- **What you are asked to do**: Reproduce all of the data below without alteration; exclude every picture.

Saved data entries:
-----

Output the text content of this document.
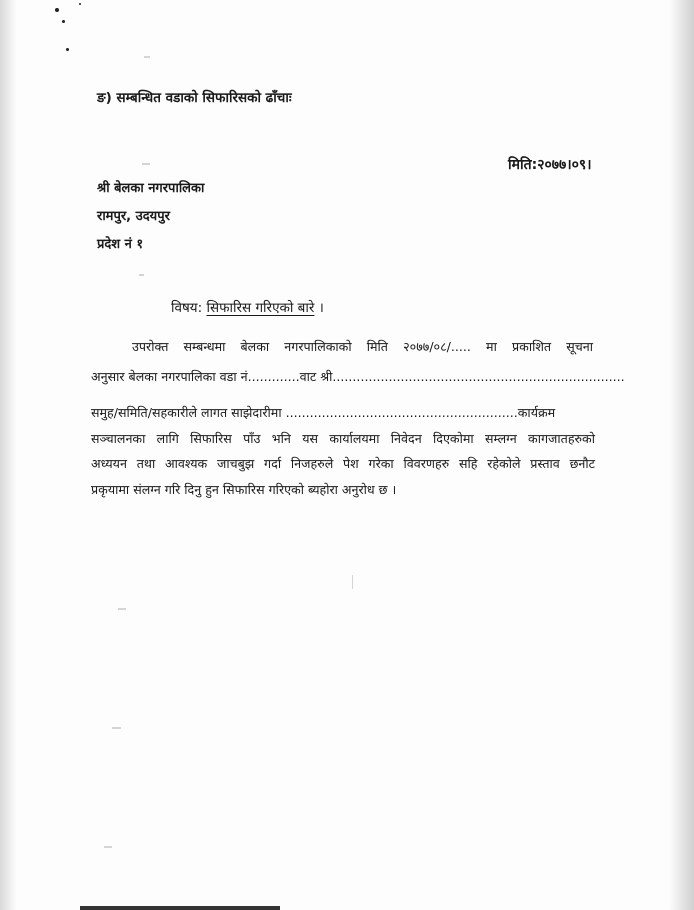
ङ) सम्बन्धित वडाको सिफारिसको ढाँचाः
मिति:२०७७।०९।
श्री बेलका नगरपालिका
रामपुर, उदयपुर
प्रदेश नं १
विषय: सिफारिस गरिएको बारे ।
उपरोक्त सम्बन्धमा बेलका नगरपालिकाको मिति २०७७/०८/..... मा प्रकाशित सूचना
अनुसार बेलका नगरपालिका वडा नं.............वाट श्री.........................................................................
समुह/समिति/सहकारीले लागत साझेदारीमा ..........................................................कार्यक्रम
सञ्चालनका लागि सिफारिस पाँउ भनि यस कार्यालयमा निवेदन दिएकोमा सम्लग्न कागजातहरुको
अध्ययन तथा आवश्यक जाचबुझ गर्दा निजहरुले पेश गरेका विवरणहरु सहि रहेकोले प्रस्ताव छनौट
प्रकृयामा संलग्न गरि दिनु हुन सिफारिस गरिएको ब्यहोरा अनुरोध छ ।
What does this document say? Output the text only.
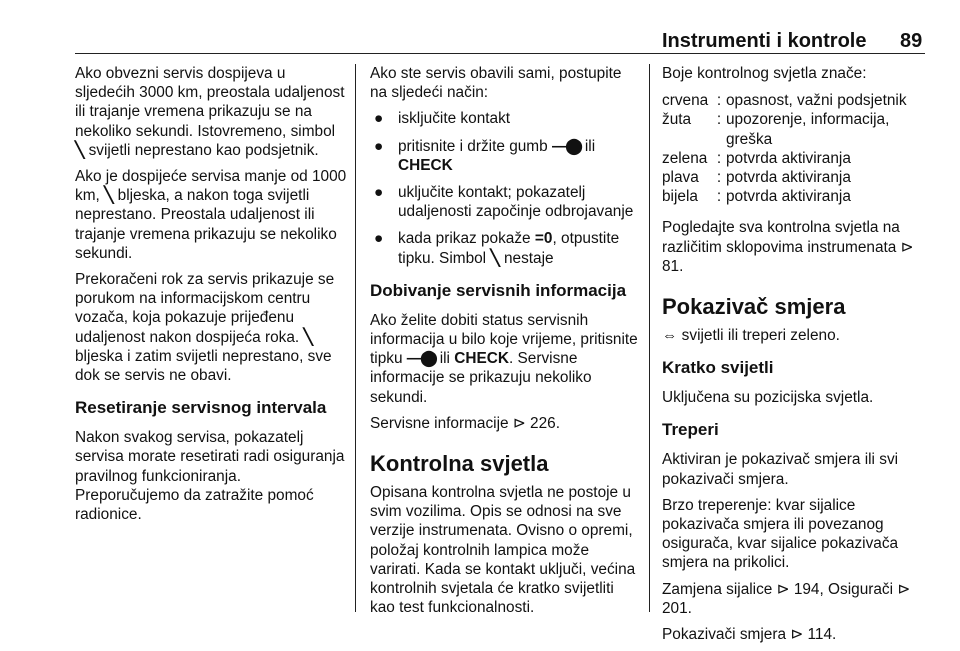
Instrumenti i kontrole 89

Ako obvezni servis dospijeva u sljedećih 3000 km, preostala udaljenost ili trajanje vremena prikazuju se na nekoliko sekundi. Istovremeno, simbol ╲ svijetli neprestano kao podsjetnik.

Ako je dospijeće servisa manje od 1000 km, ╲ bljeska, a nakon toga svijetli neprestano. Preostala udaljenost ili trajanje vremena prikazuju se nekoliko sekundi.

Prekoračeni rok za servis prikazuje se porukom na informacijskom centru vozača, koja pokazuje prijeđenu udaljenost nakon dospijeća roka. ╲ bljeska i zatim svijetli neprestano, sve dok se servis ne obavi.

Resetiranje servisnog intervala

Nakon svakog servisa, pokazatelj servisa morate resetirati radi osiguranja pravilnog funkcioniranja. Preporučujemo da zatražite pomoć radionice.

Ako ste servis obavili sami, postupite na sljedeći način:

● isključite kontakt
● pritisnite i držite gumb ―⬤ ili
CHECK
● uključite kontakt; pokazatelj udaljenosti započinje odbrojavanje
● kada prikaz pokaže =0, otpustite tipku. Simbol ╲ nestaje
Dobivanje servisnih informacija

Ako želite dobiti status servisnih informacija u bilo koje vrijeme, pritisnite tipku ―⬤ ili CHECK. Servisne informacije se prikazuju nekoliko sekundi.

Servisne informacije ⊳ 226.

Kontrolna svjetla

Opisana kontrolna svjetla ne postoje u svim vozilima. Opis se odnosi na sve verzije instrumenata. Ovisno o opremi, položaj kontrolnih lampica može varirati. Kada se kontakt uključi, većina kontrolnih svjetala će kratko svijetliti kao test funkcionalnosti.

Boje kontrolnog svjetla znače:

crvena	:	opasnost, važni podsjetnik
žuta	:	upozorenje, informacija, greška
zelena	:	potvrda aktiviranja
plava	:	potvrda aktiviranja
bijela	:	potvrda aktiviranja

Pogledajte sva kontrolna svjetla na različitim sklopovima instrumenata ⊳ 81.

Pokazivač smjera

⇔ svijetli ili treperi zeleno.

Kratko svijetli

Uključena su pozicijska svjetla.

Treperi

Aktiviran je pokazivač smjera ili svi pokazivači smjera.

Brzo treperenje: kvar sijalice pokazivača smjera ili povezanog osigurača, kvar sijalice pokazivača smjera na prikolici.

Zamjena sijalice ⊳ 194, Osigurači ⊳ 201.

Pokazivači smjera ⊳ 114.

-----

- **Solution for this task**:
Output the text content of this document.
ङ) सम्बन्धित वडाको सिफारिसको ढाँचाः
मिति:२०७७।०९।
श्री बेलका नगरपालिका
रामपुर, उदयपुर
प्रदेश नं १
विषय: सिफारिस गरिएको बारे ।
उपरोक्त सम्बन्धमा बेलका नगरपालिकाको मिति २०७७/०८/..... मा प्रकाशित सूचना
अनुसार बेलका नगरपालिका वडा नं.............वाट श्री.........................................................................
समुह/समिति/सहकारीले लागत साझेदारीमा ..........................................................कार्यक्रम
सञ्चालनका लागि सिफारिस पाँउ भनि यस कार्यालयमा निवेदन दिएकोमा सम्लग्न कागजातहरुको
अध्ययन तथा आवश्यक जाचबुझ गर्दा निजहरुले पेश गरेका विवरणहरु सहि रहेकोले प्रस्ताव छनौट
प्रकृयामा संलग्न गरि दिनु हुन सिफारिस गरिएको ब्यहोरा अनुरोध छ ।
What does this document say? Output the text only.
Instrumenti i kontrole 89

Ako obvezni servis dospijeva u sljedećih 3000 km, preostala udaljenost ili trajanje vremena prikazuju se na nekoliko sekundi. Istovremeno, simbol ╲ svijetli neprestano kao podsjetnik.

Ako je dospijeće servisa manje od 1000 km, ╲ bljeska, a nakon toga svijetli neprestano. Preostala udaljenost ili trajanje vremena prikazuju se nekoliko sekundi.

Prekoračeni rok za servis prikazuje se porukom na informacijskom centru vozača, koja pokazuje prijeđenu udaljenost nakon dospijeća roka. ╲ bljeska i zatim svijetli neprestano, sve dok se servis ne obavi.

Resetiranje servisnog intervala

Nakon svakog servisa, pokazatelj servisa morate resetirati radi osiguranja pravilnog funkcioniranja. Preporučujemo da zatražite pomoć radionice.

Ako ste servis obavili sami, postupite na sljedeći način:

● isključite kontakt
● pritisnite i držite gumb ―⬤ ili
CHECK
● uključite kontakt; pokazatelj udaljenosti započinje odbrojavanje
● kada prikaz pokaže =0, otpustite tipku. Simbol ╲ nestaje
Dobivanje servisnih informacija

Ako želite dobiti status servisnih informacija u bilo koje vrijeme, pritisnite tipku ―⬤ ili CHECK. Servisne informacije se prikazuju nekoliko sekundi.

Servisne informacije ⊳ 226.

Kontrolna svjetla

Opisana kontrolna svjetla ne postoje u svim vozilima. Opis se odnosi na sve verzije instrumenata. Ovisno o opremi, položaj kontrolnih lampica može varirati. Kada se kontakt uključi, većina kontrolnih svjetala će kratko svijetliti kao test funkcionalnosti.

Boje kontrolnog svjetla znače:

crvena	:	opasnost, važni podsjetnik
žuta	:	upozorenje, informacija, greška
zelena	:	potvrda aktiviranja
plava	:	potvrda aktiviranja
bijela	:	potvrda aktiviranja

Pogledajte sva kontrolna svjetla na različitim sklopovima instrumenata ⊳ 81.

Pokazivač smjera

⇔ svijetli ili treperi zeleno.

Kratko svijetli

Uključena su pozicijska svjetla.

Treperi

Aktiviran je pokazivač smjera ili svi pokazivači smjera.

Brzo treperenje: kvar sijalice pokazivača smjera ili povezanog osigurača, kvar sijalice pokazivača smjera na prikolici.

Zamjena sijalice ⊳ 194, Osigurači ⊳ 201.

Pokazivači smjera ⊳ 114.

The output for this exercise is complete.